== What this task involves ==
Count the lines in the entries below that include the word "name". Give nothing but the number.
-- Source records start --
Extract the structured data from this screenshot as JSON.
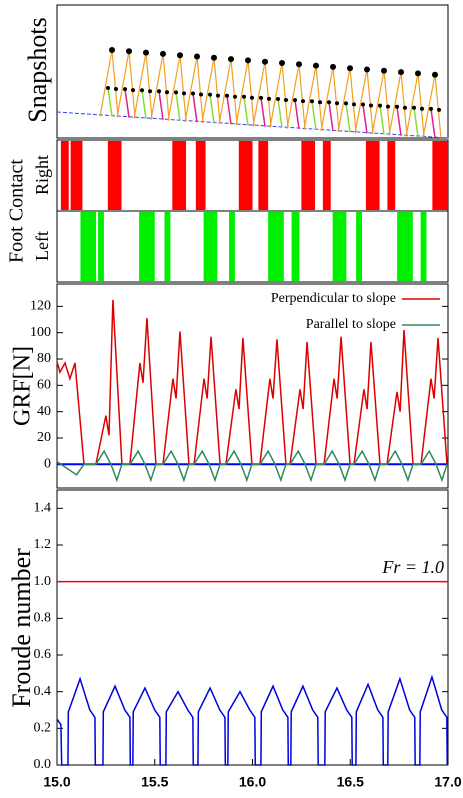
{
  "chart_data": [
    {
      "type": "illustration",
      "ylabel": "Snapshots"
    },
    {
      "type": "timeline",
      "ylabel": "Foot Contact",
      "xlim": [
        15,
        17
      ],
      "series": [
        {
          "name": "Right",
          "color": "#ff0000",
          "intervals": [
            [
              15.02,
              15.06
            ],
            [
              15.07,
              15.13
            ],
            [
              15.26,
              15.33
            ],
            [
              15.59,
              15.66
            ],
            [
              15.71,
              15.76
            ],
            [
              15.93,
              16.0
            ],
            [
              16.03,
              16.08
            ],
            [
              16.25,
              16.32
            ],
            [
              16.36,
              16.4
            ],
            [
              16.58,
              16.65
            ],
            [
              16.69,
              16.73
            ],
            [
              16.92,
              17.0
            ]
          ]
        },
        {
          "name": "Left",
          "color": "#00ee00",
          "intervals": [
            [
              15.12,
              15.2
            ],
            [
              15.21,
              15.24
            ],
            [
              15.42,
              15.5
            ],
            [
              15.55,
              15.58
            ],
            [
              15.75,
              15.82
            ],
            [
              15.88,
              15.91
            ],
            [
              16.08,
              16.16
            ],
            [
              16.2,
              16.24
            ],
            [
              16.41,
              16.48
            ],
            [
              16.53,
              16.56
            ],
            [
              16.74,
              16.82
            ],
            [
              16.86,
              16.89
            ]
          ]
        }
      ]
    },
    {
      "type": "line",
      "ylabel": "GRF[N]",
      "xlim": [
        15,
        17
      ],
      "ylim": [
        -18,
        137
      ],
      "yticks": [
        0,
        20,
        40,
        60,
        80,
        100,
        120
      ],
      "legend": "upper right",
      "series": [
        {
          "name": "Perpendicular to slope",
          "color": "#dd0000",
          "x": [
            15.0,
            15.015,
            15.041,
            15.066,
            15.092,
            15.138,
            15.199,
            15.25,
            15.266,
            15.286,
            15.332,
            15.373,
            15.424,
            15.44,
            15.46,
            15.506,
            15.542,
            15.593,
            15.609,
            15.629,
            15.675,
            15.701,
            15.752,
            15.768,
            15.788,
            15.834,
            15.864,
            15.915,
            15.931,
            15.951,
            15.997,
            16.038,
            16.089,
            16.105,
            16.125,
            16.171,
            16.192,
            16.243,
            16.259,
            16.279,
            16.325,
            16.366,
            16.417,
            16.433,
            16.453,
            16.499,
            16.519,
            16.57,
            16.586,
            16.606,
            16.652,
            16.688,
            16.739,
            16.755,
            16.775,
            16.821,
            16.862,
            16.913,
            16.929,
            16.949,
            16.995,
            17.0
          ],
          "values": [
            78,
            70,
            77,
            65,
            77,
            0,
            0,
            37,
            22,
            125,
            0,
            0,
            77,
            62,
            111,
            0,
            0,
            65,
            50,
            101,
            0,
            0,
            65,
            50,
            97,
            0,
            0,
            57,
            42,
            96,
            0,
            0,
            65,
            50,
            95,
            0,
            0,
            57,
            42,
            93,
            0,
            0,
            65,
            50,
            97,
            0,
            0,
            57,
            42,
            93,
            0,
            0,
            55,
            40,
            102,
            0,
            0,
            65,
            50,
            96,
            0,
            0
          ]
        },
        {
          "name": "Parallel to slope",
          "color": "#2e8b57",
          "x": [
            15.0,
            15.1,
            15.138,
            15.199,
            15.241,
            15.276,
            15.306,
            15.332,
            15.373,
            15.415,
            15.45,
            15.48,
            15.506,
            15.542,
            15.584,
            15.619,
            15.649,
            15.675,
            15.701,
            15.743,
            15.778,
            15.808,
            15.834,
            15.864,
            15.906,
            15.941,
            15.971,
            15.997,
            16.038,
            16.08,
            16.115,
            16.145,
            16.171,
            16.192,
            16.234,
            16.269,
            16.299,
            16.325,
            16.366,
            16.408,
            16.443,
            16.473,
            16.499,
            16.519,
            16.561,
            16.596,
            16.626,
            16.652,
            16.688,
            16.73,
            16.765,
            16.795,
            16.821,
            16.862,
            16.904,
            16.939,
            16.969,
            16.995
          ],
          "values": [
            2,
            -8,
            0,
            0,
            10,
            0,
            -12,
            0,
            0,
            10,
            0,
            -12,
            0,
            0,
            10,
            0,
            -12,
            0,
            0,
            10,
            0,
            -12,
            0,
            0,
            10,
            0,
            -12,
            0,
            0,
            10,
            0,
            -12,
            0,
            0,
            10,
            0,
            -12,
            0,
            0,
            10,
            0,
            -12,
            0,
            0,
            10,
            0,
            -12,
            0,
            0,
            10,
            0,
            -12,
            0,
            0,
            10,
            0,
            -12,
            0
          ]
        }
      ]
    },
    {
      "type": "line",
      "ylabel": "Froude number",
      "xlim": [
        15,
        17
      ],
      "ylim": [
        0,
        1.5
      ],
      "yticks": [
        {
          "value": 0,
          "label": "0.0"
        },
        {
          "value": 0.2,
          "label": "0.2"
        },
        {
          "value": 0.4,
          "label": "0.4"
        },
        {
          "value": 0.6,
          "label": "0.6"
        },
        {
          "value": 0.8,
          "label": "0.8"
        },
        {
          "value": 1,
          "label": "1.0"
        },
        {
          "value": 1.2,
          "label": "1.2"
        },
        {
          "value": 1.4,
          "label": "1.4"
        }
      ],
      "xticks": [
        {
          "value": 15,
          "label": "15.0"
        },
        {
          "value": 15.5,
          "label": "15.5"
        },
        {
          "value": 16,
          "label": "16.0"
        },
        {
          "value": 16.5,
          "label": "16.5"
        },
        {
          "value": 17,
          "label": "17.0"
        }
      ],
      "reference_lines": [
        {
          "value": 1,
          "label": "Fr = 1.0",
          "color": "#ff0000"
        }
      ],
      "series": [
        {
          "color": "#0000dd",
          "x": [
            15.0,
            15.02,
            15.024,
            15.056,
            15.058,
            15.118,
            15.168,
            15.194,
            15.196,
            15.235,
            15.237,
            15.297,
            15.347,
            15.373,
            15.375,
            15.388,
            15.39,
            15.45,
            15.5,
            15.526,
            15.528,
            15.557,
            15.559,
            15.619,
            15.669,
            15.695,
            15.697,
            15.721,
            15.723,
            15.783,
            15.833,
            15.859,
            15.861,
            15.874,
            15.876,
            15.936,
            15.986,
            16.012,
            16.014,
            16.043,
            16.045,
            16.105,
            16.155,
            16.181,
            16.183,
            16.196,
            16.198,
            16.258,
            16.308,
            16.334,
            16.336,
            16.37,
            16.372,
            16.432,
            16.482,
            16.508,
            16.51,
            16.529,
            16.531,
            16.591,
            16.641,
            16.667,
            16.669,
            16.692,
            16.694,
            16.754,
            16.804,
            16.83,
            16.832,
            16.856,
            16.858,
            16.918,
            16.968,
            16.994,
            16.996
          ],
          "values": [
            0.25,
            0.22,
            0,
            0,
            0.29,
            0.47,
            0.3,
            0.26,
            0,
            0,
            0.29,
            0.43,
            0.3,
            0.26,
            0,
            0,
            0.29,
            0.42,
            0.3,
            0.26,
            0,
            0,
            0.29,
            0.4,
            0.3,
            0.26,
            0,
            0,
            0.29,
            0.42,
            0.3,
            0.26,
            0,
            0,
            0.29,
            0.4,
            0.3,
            0.26,
            0,
            0,
            0.29,
            0.43,
            0.3,
            0.26,
            0,
            0,
            0.29,
            0.43,
            0.3,
            0.26,
            0,
            0,
            0.29,
            0.42,
            0.3,
            0.26,
            0,
            0,
            0.29,
            0.44,
            0.3,
            0.26,
            0,
            0,
            0.29,
            0.47,
            0.3,
            0.26,
            0,
            0,
            0.29,
            0.48,
            0.3,
            0.26,
            0
          ]
        }
      ]
    }
  ]
}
-- Source records end --
== Answer in full ==
4